Written problem |
Select the lines that hold the word "this" and copy each one.

========================================================================

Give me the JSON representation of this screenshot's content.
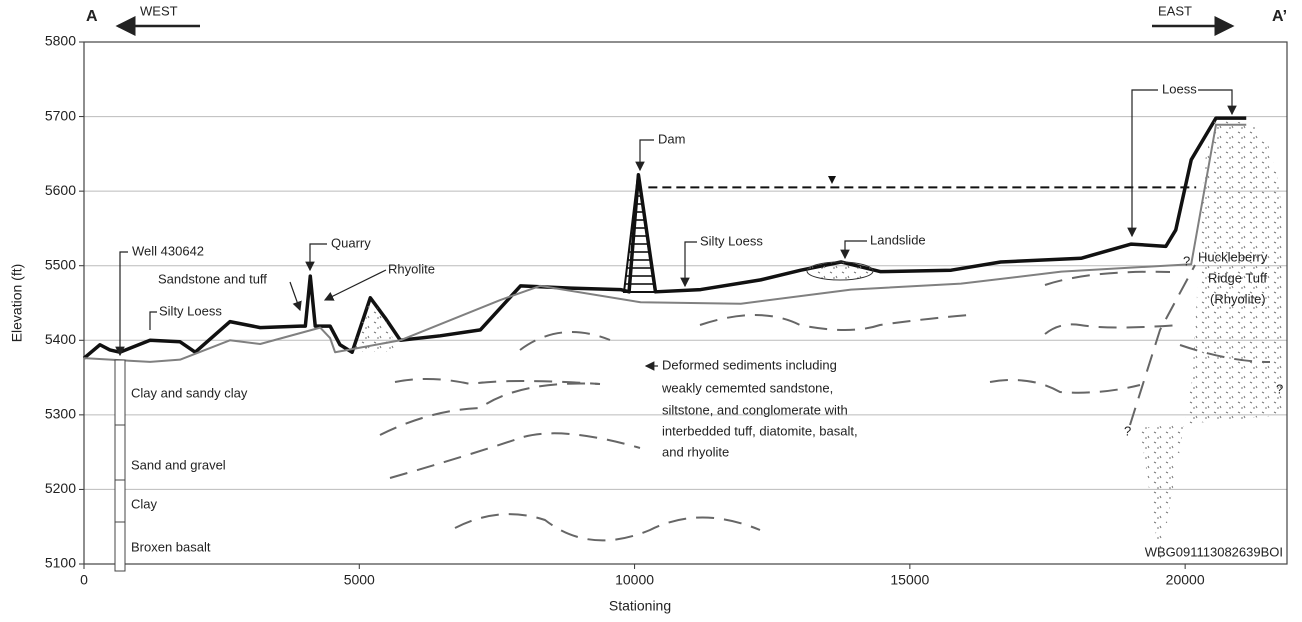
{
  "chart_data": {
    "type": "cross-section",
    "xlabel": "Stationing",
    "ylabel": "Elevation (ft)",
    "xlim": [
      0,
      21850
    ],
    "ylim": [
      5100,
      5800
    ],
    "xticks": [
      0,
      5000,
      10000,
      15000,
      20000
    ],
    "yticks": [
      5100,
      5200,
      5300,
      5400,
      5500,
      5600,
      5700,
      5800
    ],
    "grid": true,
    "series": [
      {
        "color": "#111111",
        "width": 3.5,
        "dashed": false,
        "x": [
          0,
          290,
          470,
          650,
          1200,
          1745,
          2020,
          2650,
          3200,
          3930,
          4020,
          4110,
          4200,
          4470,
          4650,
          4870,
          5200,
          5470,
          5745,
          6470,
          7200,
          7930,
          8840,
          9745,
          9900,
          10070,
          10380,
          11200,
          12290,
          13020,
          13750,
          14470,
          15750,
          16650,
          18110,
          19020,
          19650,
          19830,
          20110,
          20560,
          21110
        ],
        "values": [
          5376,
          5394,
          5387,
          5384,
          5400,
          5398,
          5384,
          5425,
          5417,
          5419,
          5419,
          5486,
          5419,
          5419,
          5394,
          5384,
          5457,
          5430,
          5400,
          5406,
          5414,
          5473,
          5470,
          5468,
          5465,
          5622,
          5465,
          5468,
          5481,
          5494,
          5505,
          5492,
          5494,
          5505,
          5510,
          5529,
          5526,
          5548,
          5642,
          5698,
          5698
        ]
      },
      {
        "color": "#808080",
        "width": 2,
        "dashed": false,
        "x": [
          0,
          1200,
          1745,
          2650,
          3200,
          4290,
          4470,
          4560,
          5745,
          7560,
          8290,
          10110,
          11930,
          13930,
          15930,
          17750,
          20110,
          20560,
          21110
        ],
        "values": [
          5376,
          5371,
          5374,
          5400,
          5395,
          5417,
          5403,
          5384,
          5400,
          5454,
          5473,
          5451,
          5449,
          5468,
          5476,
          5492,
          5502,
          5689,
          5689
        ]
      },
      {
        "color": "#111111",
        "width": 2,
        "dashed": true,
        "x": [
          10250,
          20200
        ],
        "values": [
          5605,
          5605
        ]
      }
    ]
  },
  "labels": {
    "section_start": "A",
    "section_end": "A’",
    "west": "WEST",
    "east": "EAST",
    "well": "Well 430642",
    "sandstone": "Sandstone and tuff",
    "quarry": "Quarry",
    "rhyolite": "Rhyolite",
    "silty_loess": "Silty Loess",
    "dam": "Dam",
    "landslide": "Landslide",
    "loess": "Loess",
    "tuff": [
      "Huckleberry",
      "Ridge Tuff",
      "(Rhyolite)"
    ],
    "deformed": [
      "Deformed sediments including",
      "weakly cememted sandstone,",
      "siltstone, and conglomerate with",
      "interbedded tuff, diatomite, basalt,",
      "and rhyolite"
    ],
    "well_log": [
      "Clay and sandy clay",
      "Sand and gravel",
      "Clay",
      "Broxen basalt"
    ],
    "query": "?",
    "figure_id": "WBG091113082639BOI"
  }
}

========================================================================

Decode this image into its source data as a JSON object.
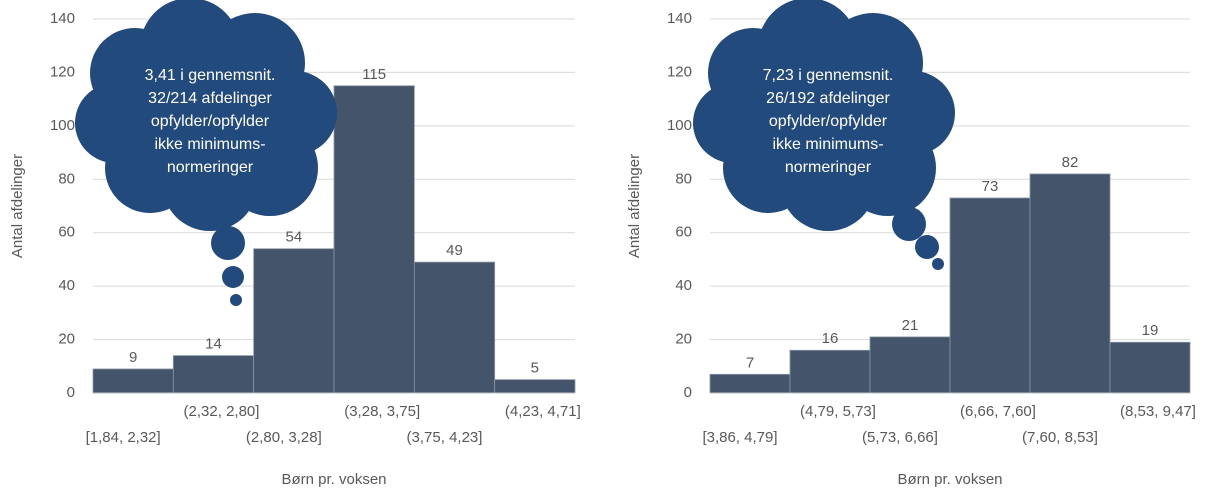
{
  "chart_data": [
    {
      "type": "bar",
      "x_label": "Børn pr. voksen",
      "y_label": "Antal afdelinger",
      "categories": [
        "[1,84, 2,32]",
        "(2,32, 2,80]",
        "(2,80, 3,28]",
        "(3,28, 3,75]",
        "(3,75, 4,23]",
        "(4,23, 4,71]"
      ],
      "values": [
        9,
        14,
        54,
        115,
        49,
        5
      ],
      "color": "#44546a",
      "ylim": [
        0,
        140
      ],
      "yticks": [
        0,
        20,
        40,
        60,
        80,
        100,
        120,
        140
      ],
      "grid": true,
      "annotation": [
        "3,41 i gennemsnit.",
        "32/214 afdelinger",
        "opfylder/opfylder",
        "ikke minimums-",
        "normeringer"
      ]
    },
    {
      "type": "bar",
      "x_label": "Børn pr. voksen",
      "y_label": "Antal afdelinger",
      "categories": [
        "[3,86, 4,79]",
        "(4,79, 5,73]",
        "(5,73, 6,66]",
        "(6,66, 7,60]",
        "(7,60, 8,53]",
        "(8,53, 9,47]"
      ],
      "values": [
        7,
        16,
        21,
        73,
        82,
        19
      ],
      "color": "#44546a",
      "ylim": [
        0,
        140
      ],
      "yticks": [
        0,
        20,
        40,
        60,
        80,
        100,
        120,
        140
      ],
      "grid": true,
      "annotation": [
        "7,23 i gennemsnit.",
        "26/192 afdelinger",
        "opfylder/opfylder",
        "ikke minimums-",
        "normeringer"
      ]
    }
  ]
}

========================================================================

Exercise result |
Give me the JSON representation of this screenshot's content.
Decode this image into its source data as a JSON object.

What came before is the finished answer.